Omit every image, and transcribe the remaining entries exactly as given.
● ● ● ● ● ● ●
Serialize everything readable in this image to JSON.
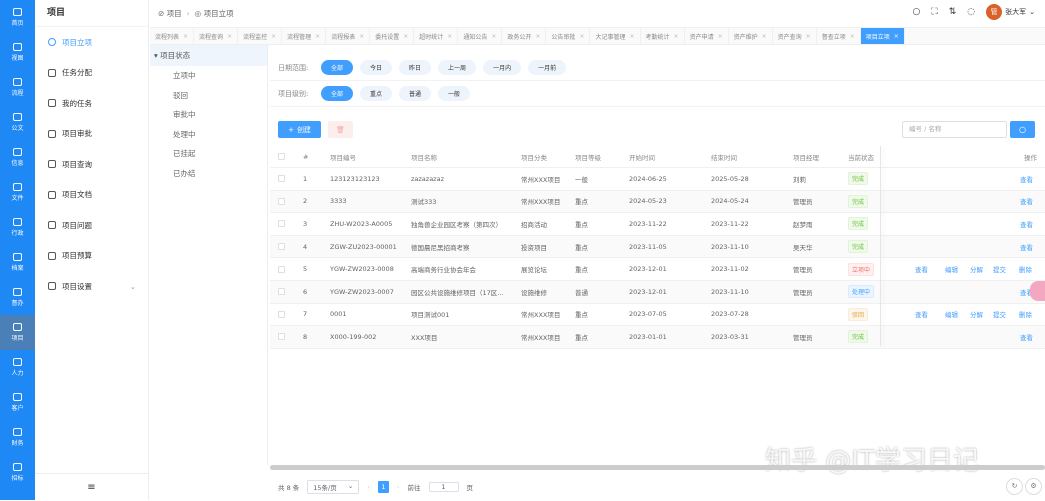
{
  "rail": [
    {
      "label": "首页"
    },
    {
      "label": "视图"
    },
    {
      "label": "流程"
    },
    {
      "label": "公文"
    },
    {
      "label": "信息"
    },
    {
      "label": "文件"
    },
    {
      "label": "行政"
    },
    {
      "label": "档案"
    },
    {
      "label": "督办"
    },
    {
      "label": "项目",
      "active": true
    },
    {
      "label": "人力"
    },
    {
      "label": "客户"
    },
    {
      "label": "财务"
    },
    {
      "label": "招标"
    }
  ],
  "nav": {
    "title": "项目",
    "items": [
      {
        "label": "项目立项",
        "active": true
      },
      {
        "label": "任务分配"
      },
      {
        "label": "我的任务"
      },
      {
        "label": "项目审批"
      },
      {
        "label": "项目查询"
      },
      {
        "label": "项目文档"
      },
      {
        "label": "项目问题"
      },
      {
        "label": "项目预算"
      },
      {
        "label": "项目设置",
        "expandable": true
      }
    ],
    "collapse_icon": "≡"
  },
  "breadcrumb": [
    "项目",
    "项目立项"
  ],
  "header": {
    "user": "张大军",
    "avatar": "管"
  },
  "tabs": [
    "流程列表",
    "流程查询",
    "流程监控",
    "流程管理",
    "流程报表",
    "委托设置",
    "超时统计",
    "通知公告",
    "政务公开",
    "公告审批",
    "大记事管理",
    "考勤统计",
    "资产申请",
    "资产维护",
    "资产查询",
    "督查立项",
    "项目立项"
  ],
  "tree": {
    "root": "项目状态",
    "children": [
      "立项中",
      "驳回",
      "审批中",
      "处理中",
      "已挂起",
      "已办结"
    ]
  },
  "filters": {
    "date_label": "日期范围:",
    "date_options": [
      "全部",
      "今日",
      "昨日",
      "上一周",
      "一月内",
      "一月前"
    ],
    "level_label": "项目级别:",
    "level_options": [
      "全部",
      "重点",
      "普通",
      "一般"
    ]
  },
  "toolbar": {
    "create": "创建",
    "search_placeholder": "编号 / 名称"
  },
  "table": {
    "headers": [
      "#",
      "项目编号",
      "项目名称",
      "项目分类",
      "项目等级",
      "开始时间",
      "结束时间",
      "项目经理",
      "当前状态",
      "操作"
    ],
    "rows": [
      {
        "no": "1",
        "code": "123123123123",
        "name": "zazazazaz",
        "category": "常州XXX项目",
        "level": "一般",
        "start": "2024-06-25",
        "end": "2025-05-28",
        "manager": "刘莉",
        "status": "完成",
        "status_type": "done",
        "actions": [
          "查看"
        ]
      },
      {
        "no": "2",
        "code": "3333",
        "name": "测试333",
        "category": "常州XXX项目",
        "level": "重点",
        "start": "2024-05-23",
        "end": "2024-05-24",
        "manager": "管理员",
        "status": "完成",
        "status_type": "done",
        "actions": [
          "查看"
        ]
      },
      {
        "no": "3",
        "code": "ZHU-W2023-A0005",
        "name": "独角兽企业园区考察（第四次）",
        "category": "招商活动",
        "level": "重点",
        "start": "2023-11-22",
        "end": "2023-11-22",
        "manager": "赵梦雨",
        "status": "完成",
        "status_type": "done",
        "actions": [
          "查看"
        ]
      },
      {
        "no": "4",
        "code": "ZGW-ZU2023-00001",
        "name": "德国晨尼黑招商考察",
        "category": "投资项目",
        "level": "重点",
        "start": "2023-11-05",
        "end": "2023-11-10",
        "manager": "吴天华",
        "status": "完成",
        "status_type": "done",
        "actions": [
          "查看"
        ]
      },
      {
        "no": "5",
        "code": "YGW-ZW2023-0008",
        "name": "高端商务行业协会年会",
        "category": "展览论坛",
        "level": "重点",
        "start": "2023-12-01",
        "end": "2023-11-02",
        "manager": "管理员",
        "status": "立项中",
        "status_type": "init",
        "actions": [
          "查看",
          "编辑",
          "分解",
          "提交",
          "删除"
        ]
      },
      {
        "no": "6",
        "code": "YGW-ZW2023-0007",
        "name": "园区公共设施维修项目（17区...",
        "category": "设施维修",
        "level": "普通",
        "start": "2023-12-01",
        "end": "2023-11-10",
        "manager": "管理员",
        "status": "处理中",
        "status_type": "proc",
        "actions": [
          "查看"
        ]
      },
      {
        "no": "7",
        "code": "0001",
        "name": "项目测试001",
        "category": "常州XXX项目",
        "level": "重点",
        "start": "2023-07-05",
        "end": "2023-07-28",
        "manager": "",
        "status": "驳回",
        "status_type": "rej",
        "actions": [
          "查看",
          "编辑",
          "分解",
          "提交",
          "删除"
        ]
      },
      {
        "no": "8",
        "code": "X000-199-002",
        "name": "XXX项目",
        "category": "常州XXX项目",
        "level": "重点",
        "start": "2023-01-01",
        "end": "2023-03-31",
        "manager": "管理员",
        "status": "完成",
        "status_type": "done",
        "actions": [
          "查看"
        ]
      }
    ]
  },
  "pagination": {
    "total": "共 8 条",
    "page_size": "15条/页",
    "current": "1",
    "goto_label": "前往",
    "goto_value": "1",
    "page_suffix": "页"
  },
  "watermark": "知乎 @IT学习日记"
}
● ● ● ● ● ● ●
PROBLEM SOLUTION
Serialize everything readable in this image to JSON.
{
  "rail": [
    {
      "label": "首页"
    },
    {
      "label": "视图"
    },
    {
      "label": "流程"
    },
    {
      "label": "公文"
    },
    {
      "label": "信息"
    },
    {
      "label": "文件"
    },
    {
      "label": "行政"
    },
    {
      "label": "档案"
    },
    {
      "label": "督办"
    },
    {
      "label": "项目",
      "active": true
    },
    {
      "label": "人力"
    },
    {
      "label": "客户"
    },
    {
      "label": "财务"
    },
    {
      "label": "招标"
    }
  ],
  "nav": {
    "title": "项目",
    "items": [
      {
        "label": "项目立项",
        "active": true
      },
      {
        "label": "任务分配"
      },
      {
        "label": "我的任务"
      },
      {
        "label": "项目审批"
      },
      {
        "label": "项目查询"
      },
      {
        "label": "项目文档"
      },
      {
        "label": "项目问题"
      },
      {
        "label": "项目预算"
      },
      {
        "label": "项目设置",
        "expandable": true
      }
    ],
    "collapse_icon": "≡"
  },
  "breadcrumb": [
    "项目",
    "项目立项"
  ],
  "header": {
    "user": "张大军",
    "avatar": "管"
  },
  "tabs": [
    "流程列表",
    "流程查询",
    "流程监控",
    "流程管理",
    "流程报表",
    "委托设置",
    "超时统计",
    "通知公告",
    "政务公开",
    "公告审批",
    "大记事管理",
    "考勤统计",
    "资产申请",
    "资产维护",
    "资产查询",
    "督查立项",
    "项目立项"
  ],
  "tree": {
    "root": "项目状态",
    "children": [
      "立项中",
      "驳回",
      "审批中",
      "处理中",
      "已挂起",
      "已办结"
    ]
  },
  "filters": {
    "date_label": "日期范围:",
    "date_options": [
      "全部",
      "今日",
      "昨日",
      "上一周",
      "一月内",
      "一月前"
    ],
    "level_label": "项目级别:",
    "level_options": [
      "全部",
      "重点",
      "普通",
      "一般"
    ]
  },
  "toolbar": {
    "create": "创建",
    "search_placeholder": "编号 / 名称"
  },
  "table": {
    "headers": [
      "#",
      "项目编号",
      "项目名称",
      "项目分类",
      "项目等级",
      "开始时间",
      "结束时间",
      "项目经理",
      "当前状态",
      "操作"
    ],
    "rows": [
      {
        "no": "1",
        "code": "123123123123",
        "name": "zazazazaz",
        "category": "常州XXX项目",
        "level": "一般",
        "start": "2024-06-25",
        "end": "2025-05-28",
        "manager": "刘莉",
        "status": "完成",
        "status_type": "done",
        "actions": [
          "查看"
        ]
      },
      {
        "no": "2",
        "code": "3333",
        "name": "测试333",
        "category": "常州XXX项目",
        "level": "重点",
        "start": "2024-05-23",
        "end": "2024-05-24",
        "manager": "管理员",
        "status": "完成",
        "status_type": "done",
        "actions": [
          "查看"
        ]
      },
      {
        "no": "3",
        "code": "ZHU-W2023-A0005",
        "name": "独角兽企业园区考察（第四次）",
        "category": "招商活动",
        "level": "重点",
        "start": "2023-11-22",
        "end": "2023-11-22",
        "manager": "赵梦雨",
        "status": "完成",
        "status_type": "done",
        "actions": [
          "查看"
        ]
      },
      {
        "no": "4",
        "code": "ZGW-ZU2023-00001",
        "name": "德国晨尼黑招商考察",
        "category": "投资项目",
        "level": "重点",
        "start": "2023-11-05",
        "end": "2023-11-10",
        "manager": "吴天华",
        "status": "完成",
        "status_type": "done",
        "actions": [
          "查看"
        ]
      },
      {
        "no": "5",
        "code": "YGW-ZW2023-0008",
        "name": "高端商务行业协会年会",
        "category": "展览论坛",
        "level": "重点",
        "start": "2023-12-01",
        "end": "2023-11-02",
        "manager": "管理员",
        "status": "立项中",
        "status_type": "init",
        "actions": [
          "查看",
          "编辑",
          "分解",
          "提交",
          "删除"
        ]
      },
      {
        "no": "6",
        "code": "YGW-ZW2023-0007",
        "name": "园区公共设施维修项目（17区...",
        "category": "设施维修",
        "level": "普通",
        "start": "2023-12-01",
        "end": "2023-11-10",
        "manager": "管理员",
        "status": "处理中",
        "status_type": "proc",
        "actions": [
          "查看"
        ]
      },
      {
        "no": "7",
        "code": "0001",
        "name": "项目测试001",
        "category": "常州XXX项目",
        "level": "重点",
        "start": "2023-07-05",
        "end": "2023-07-28",
        "manager": "",
        "status": "驳回",
        "status_type": "rej",
        "actions": [
          "查看",
          "编辑",
          "分解",
          "提交",
          "删除"
        ]
      },
      {
        "no": "8",
        "code": "X000-199-002",
        "name": "XXX项目",
        "category": "常州XXX项目",
        "level": "重点",
        "start": "2023-01-01",
        "end": "2023-03-31",
        "manager": "管理员",
        "status": "完成",
        "status_type": "done",
        "actions": [
          "查看"
        ]
      }
    ]
  },
  "pagination": {
    "total": "共 8 条",
    "page_size": "15条/页",
    "current": "1",
    "goto_label": "前往",
    "goto_value": "1",
    "page_suffix": "页"
  },
  "watermark": "知乎 @IT学习日记"
}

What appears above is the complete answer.